• WRITTEN EXERCISE
The records are to be restated in their entirety, word for word.

• EXCERPTED DATA

━━━━━━━━━━

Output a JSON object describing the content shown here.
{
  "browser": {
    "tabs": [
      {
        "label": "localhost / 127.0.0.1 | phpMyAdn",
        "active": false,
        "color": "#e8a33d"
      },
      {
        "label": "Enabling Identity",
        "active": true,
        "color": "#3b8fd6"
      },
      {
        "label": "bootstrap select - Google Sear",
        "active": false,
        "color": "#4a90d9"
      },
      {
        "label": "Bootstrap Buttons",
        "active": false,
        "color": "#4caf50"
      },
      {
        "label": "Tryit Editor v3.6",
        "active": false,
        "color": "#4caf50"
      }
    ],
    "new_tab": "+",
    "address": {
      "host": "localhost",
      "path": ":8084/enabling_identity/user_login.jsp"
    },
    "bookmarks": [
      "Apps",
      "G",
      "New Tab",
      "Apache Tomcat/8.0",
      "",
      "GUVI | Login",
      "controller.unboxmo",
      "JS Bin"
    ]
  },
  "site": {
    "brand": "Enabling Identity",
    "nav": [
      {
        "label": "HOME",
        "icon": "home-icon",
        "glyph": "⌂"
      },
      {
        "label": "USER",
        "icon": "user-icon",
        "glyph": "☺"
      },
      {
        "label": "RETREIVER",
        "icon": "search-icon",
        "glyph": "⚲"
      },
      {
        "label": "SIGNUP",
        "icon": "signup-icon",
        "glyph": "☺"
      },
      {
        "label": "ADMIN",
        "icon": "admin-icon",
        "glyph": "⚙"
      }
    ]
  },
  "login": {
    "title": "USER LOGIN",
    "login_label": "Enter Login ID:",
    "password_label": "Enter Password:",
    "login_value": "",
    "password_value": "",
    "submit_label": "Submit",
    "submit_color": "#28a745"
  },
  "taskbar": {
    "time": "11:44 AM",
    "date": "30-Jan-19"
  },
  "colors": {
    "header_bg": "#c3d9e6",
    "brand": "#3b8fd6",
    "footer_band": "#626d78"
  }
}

━━━━━━━━━━

• CORRECT OUTPUT
Output a JSON object describing the content shown here.
{
  "browser": {
    "tabs": [
      {
        "label": "localhost / 127.0.0.1 | phpMyAdn",
        "active": false,
        "color": "#e8a33d"
      },
      {
        "label": "Enabling Identity",
        "active": true,
        "color": "#3b8fd6"
      },
      {
        "label": "bootstrap select - Google Sear",
        "active": false,
        "color": "#4a90d9"
      },
      {
        "label": "Bootstrap Buttons",
        "active": false,
        "color": "#4caf50"
      },
      {
        "label": "Tryit Editor v3.6",
        "active": false,
        "color": "#4caf50"
      }
    ],
    "new_tab": "+",
    "address": {
      "host": "localhost",
      "path": ":8084/enabling_identity/user_login.jsp"
    },
    "bookmarks": [
      "Apps",
      "G",
      "New Tab",
      "Apache Tomcat/8.0",
      "",
      "GUVI | Login",
      "controller.unboxmo",
      "JS Bin"
    ]
  },
  "site": {
    "brand": "Enabling Identity",
    "nav": [
      {
        "label": "HOME",
        "icon": "home-icon",
        "glyph": "⌂"
      },
      {
        "label": "USER",
        "icon": "user-icon",
        "glyph": "☺"
      },
      {
        "label": "RETREIVER",
        "icon": "search-icon",
        "glyph": "⚲"
      },
      {
        "label": "SIGNUP",
        "icon": "signup-icon",
        "glyph": "☺"
      },
      {
        "label": "ADMIN",
        "icon": "admin-icon",
        "glyph": "⚙"
      }
    ]
  },
  "login": {
    "title": "USER LOGIN",
    "login_label": "Enter Login ID:",
    "password_label": "Enter Password:",
    "login_value": "",
    "password_value": "",
    "submit_label": "Submit",
    "submit_color": "#28a745"
  },
  "taskbar": {
    "time": "11:44 AM",
    "date": "30-Jan-19"
  },
  "colors": {
    "header_bg": "#c3d9e6",
    "brand": "#3b8fd6",
    "footer_band": "#626d78"
  }
}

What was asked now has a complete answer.